======== RECORDS TO PROCESS

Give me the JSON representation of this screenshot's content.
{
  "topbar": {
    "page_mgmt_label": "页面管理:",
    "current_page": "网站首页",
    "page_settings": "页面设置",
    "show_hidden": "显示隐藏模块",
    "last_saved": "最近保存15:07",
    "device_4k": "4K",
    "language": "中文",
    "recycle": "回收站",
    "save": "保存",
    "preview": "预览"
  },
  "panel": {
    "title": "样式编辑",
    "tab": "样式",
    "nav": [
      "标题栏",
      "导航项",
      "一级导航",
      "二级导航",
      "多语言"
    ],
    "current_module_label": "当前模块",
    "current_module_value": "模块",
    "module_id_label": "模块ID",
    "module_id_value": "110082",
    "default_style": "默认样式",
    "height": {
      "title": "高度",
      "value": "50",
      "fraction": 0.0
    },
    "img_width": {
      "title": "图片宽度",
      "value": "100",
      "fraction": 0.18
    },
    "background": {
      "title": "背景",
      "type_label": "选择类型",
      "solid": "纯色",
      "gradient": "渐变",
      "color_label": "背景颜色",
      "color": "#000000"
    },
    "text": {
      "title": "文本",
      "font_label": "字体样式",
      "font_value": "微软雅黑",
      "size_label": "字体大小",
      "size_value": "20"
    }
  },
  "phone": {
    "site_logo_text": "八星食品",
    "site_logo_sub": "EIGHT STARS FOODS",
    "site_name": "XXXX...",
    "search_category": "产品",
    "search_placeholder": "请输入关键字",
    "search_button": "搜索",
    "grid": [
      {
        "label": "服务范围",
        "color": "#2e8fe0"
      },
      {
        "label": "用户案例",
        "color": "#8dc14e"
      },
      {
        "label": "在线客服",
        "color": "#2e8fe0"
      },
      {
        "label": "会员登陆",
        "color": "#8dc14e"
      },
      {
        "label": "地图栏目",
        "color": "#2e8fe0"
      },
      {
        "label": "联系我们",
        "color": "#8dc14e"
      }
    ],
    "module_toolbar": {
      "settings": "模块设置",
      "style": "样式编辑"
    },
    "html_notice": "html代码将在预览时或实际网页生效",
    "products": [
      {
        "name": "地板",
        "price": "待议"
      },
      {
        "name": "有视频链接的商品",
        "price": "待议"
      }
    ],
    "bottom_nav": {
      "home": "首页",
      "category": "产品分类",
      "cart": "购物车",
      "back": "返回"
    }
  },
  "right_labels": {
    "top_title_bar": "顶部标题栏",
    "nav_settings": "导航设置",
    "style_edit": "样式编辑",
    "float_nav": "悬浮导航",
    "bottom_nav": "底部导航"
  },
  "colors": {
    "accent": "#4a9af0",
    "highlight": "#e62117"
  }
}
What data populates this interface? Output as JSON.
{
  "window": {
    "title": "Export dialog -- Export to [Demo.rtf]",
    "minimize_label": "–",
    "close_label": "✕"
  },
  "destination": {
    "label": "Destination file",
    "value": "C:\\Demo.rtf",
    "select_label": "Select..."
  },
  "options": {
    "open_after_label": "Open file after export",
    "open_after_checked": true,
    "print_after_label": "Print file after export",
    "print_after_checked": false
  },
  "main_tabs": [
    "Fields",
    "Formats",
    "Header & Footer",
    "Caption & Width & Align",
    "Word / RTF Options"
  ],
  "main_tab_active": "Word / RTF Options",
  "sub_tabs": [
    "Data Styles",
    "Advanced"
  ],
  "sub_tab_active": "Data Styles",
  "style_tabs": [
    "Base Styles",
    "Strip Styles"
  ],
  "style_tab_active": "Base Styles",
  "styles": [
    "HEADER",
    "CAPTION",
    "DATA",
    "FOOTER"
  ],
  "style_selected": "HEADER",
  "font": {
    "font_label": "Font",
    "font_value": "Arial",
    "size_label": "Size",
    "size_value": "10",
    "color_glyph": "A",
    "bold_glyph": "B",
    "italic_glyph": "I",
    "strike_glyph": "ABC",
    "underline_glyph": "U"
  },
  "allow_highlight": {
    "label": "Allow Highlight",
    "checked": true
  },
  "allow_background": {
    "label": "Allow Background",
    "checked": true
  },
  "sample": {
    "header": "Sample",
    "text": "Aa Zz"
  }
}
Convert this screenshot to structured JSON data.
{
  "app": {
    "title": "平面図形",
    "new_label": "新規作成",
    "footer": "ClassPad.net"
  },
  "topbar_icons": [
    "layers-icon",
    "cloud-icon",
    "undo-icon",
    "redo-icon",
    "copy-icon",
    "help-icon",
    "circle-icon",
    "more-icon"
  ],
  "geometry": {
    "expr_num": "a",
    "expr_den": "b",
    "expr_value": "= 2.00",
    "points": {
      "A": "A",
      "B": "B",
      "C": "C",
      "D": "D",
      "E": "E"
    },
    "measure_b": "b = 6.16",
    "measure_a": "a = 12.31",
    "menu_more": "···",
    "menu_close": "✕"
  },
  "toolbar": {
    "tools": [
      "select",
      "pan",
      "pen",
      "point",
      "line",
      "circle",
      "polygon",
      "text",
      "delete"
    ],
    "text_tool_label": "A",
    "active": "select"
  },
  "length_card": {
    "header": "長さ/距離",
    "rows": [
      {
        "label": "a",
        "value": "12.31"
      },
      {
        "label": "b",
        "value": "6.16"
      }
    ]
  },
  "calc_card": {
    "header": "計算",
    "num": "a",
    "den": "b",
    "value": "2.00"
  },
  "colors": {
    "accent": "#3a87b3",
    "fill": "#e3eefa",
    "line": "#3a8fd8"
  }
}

================

TASK TO COMPLETE
Write out every entry verbatim.

IN RESPONSE
Give me the JSON representation of this screenshot's content.
{
  "topbar": {
    "page_mgmt_label": "页面管理:",
    "current_page": "网站首页",
    "page_settings": "页面设置",
    "show_hidden": "显示隐藏模块",
    "last_saved": "最近保存15:07",
    "device_4k": "4K",
    "language": "中文",
    "recycle": "回收站",
    "save": "保存",
    "preview": "预览"
  },
  "panel": {
    "title": "样式编辑",
    "tab": "样式",
    "nav": [
      "标题栏",
      "导航项",
      "一级导航",
      "二级导航",
      "多语言"
    ],
    "current_module_label": "当前模块",
    "current_module_value": "模块",
    "module_id_label": "模块ID",
    "module_id_value": "110082",
    "default_style": "默认样式",
    "height": {
      "title": "高度",
      "value": "50",
      "fraction": 0.0
    },
    "img_width": {
      "title": "图片宽度",
      "value": "100",
      "fraction": 0.18
    },
    "background": {
      "title": "背景",
      "type_label": "选择类型",
      "solid": "纯色",
      "gradient": "渐变",
      "color_label": "背景颜色",
      "color": "#000000"
    },
    "text": {
      "title": "文本",
      "font_label": "字体样式",
      "font_value": "微软雅黑",
      "size_label": "字体大小",
      "size_value": "20"
    }
  },
  "phone": {
    "site_logo_text": "八星食品",
    "site_logo_sub": "EIGHT STARS FOODS",
    "site_name": "XXXX...",
    "search_category": "产品",
    "search_placeholder": "请输入关键字",
    "search_button": "搜索",
    "grid": [
      {
        "label": "服务范围",
        "color": "#2e8fe0"
      },
      {
        "label": "用户案例",
        "color": "#8dc14e"
      },
      {
        "label": "在线客服",
        "color": "#2e8fe0"
      },
      {
        "label": "会员登陆",
        "color": "#8dc14e"
      },
      {
        "label": "地图栏目",
        "color": "#2e8fe0"
      },
      {
        "label": "联系我们",
        "color": "#8dc14e"
      }
    ],
    "module_toolbar": {
      "settings": "模块设置",
      "style": "样式编辑"
    },
    "html_notice": "html代码将在预览时或实际网页生效",
    "products": [
      {
        "name": "地板",
        "price": "待议"
      },
      {
        "name": "有视频链接的商品",
        "price": "待议"
      }
    ],
    "bottom_nav": {
      "home": "首页",
      "category": "产品分类",
      "cart": "购物车",
      "back": "返回"
    }
  },
  "right_labels": {
    "top_title_bar": "顶部标题栏",
    "nav_settings": "导航设置",
    "style_edit": "样式编辑",
    "float_nav": "悬浮导航",
    "bottom_nav": "底部导航"
  },
  "colors": {
    "accent": "#4a9af0",
    "highlight": "#e62117"
  }
}
What data populates this interface? Output as JSON.
{
  "window": {
    "title": "Export dialog -- Export to [Demo.rtf]",
    "minimize_label": "–",
    "close_label": "✕"
  },
  "destination": {
    "label": "Destination file",
    "value": "C:\\Demo.rtf",
    "select_label": "Select..."
  },
  "options": {
    "open_after_label": "Open file after export",
    "open_after_checked": true,
    "print_after_label": "Print file after export",
    "print_after_checked": false
  },
  "main_tabs": [
    "Fields",
    "Formats",
    "Header & Footer",
    "Caption & Width & Align",
    "Word / RTF Options"
  ],
  "main_tab_active": "Word / RTF Options",
  "sub_tabs": [
    "Data Styles",
    "Advanced"
  ],
  "sub_tab_active": "Data Styles",
  "style_tabs": [
    "Base Styles",
    "Strip Styles"
  ],
  "style_tab_active": "Base Styles",
  "styles": [
    "HEADER",
    "CAPTION",
    "DATA",
    "FOOTER"
  ],
  "style_selected": "HEADER",
  "font": {
    "font_label": "Font",
    "font_value": "Arial",
    "size_label": "Size",
    "size_value": "10",
    "color_glyph": "A",
    "bold_glyph": "B",
    "italic_glyph": "I",
    "strike_glyph": "ABC",
    "underline_glyph": "U"
  },
  "allow_highlight": {
    "label": "Allow Highlight",
    "checked": true
  },
  "allow_background": {
    "label": "Allow Background",
    "checked": true
  },
  "sample": {
    "header": "Sample",
    "text": "Aa Zz"
  }
}
Convert this screenshot to structured JSON data.
{
  "app": {
    "title": "平面図形",
    "new_label": "新規作成",
    "footer": "ClassPad.net"
  },
  "topbar_icons": [
    "layers-icon",
    "cloud-icon",
    "undo-icon",
    "redo-icon",
    "copy-icon",
    "help-icon",
    "circle-icon",
    "more-icon"
  ],
  "geometry": {
    "expr_num": "a",
    "expr_den": "b",
    "expr_value": "= 2.00",
    "points": {
      "A": "A",
      "B": "B",
      "C": "C",
      "D": "D",
      "E": "E"
    },
    "measure_b": "b = 6.16",
    "measure_a": "a = 12.31",
    "menu_more": "···",
    "menu_close": "✕"
  },
  "toolbar": {
    "tools": [
      "select",
      "pan",
      "pen",
      "point",
      "line",
      "circle",
      "polygon",
      "text",
      "delete"
    ],
    "text_tool_label": "A",
    "active": "select"
  },
  "length_card": {
    "header": "長さ/距離",
    "rows": [
      {
        "label": "a",
        "value": "12.31"
      },
      {
        "label": "b",
        "value": "6.16"
      }
    ]
  },
  "calc_card": {
    "header": "計算",
    "num": "a",
    "den": "b",
    "value": "2.00"
  },
  "colors": {
    "accent": "#3a87b3",
    "fill": "#e3eefa",
    "line": "#3a8fd8"
  }
}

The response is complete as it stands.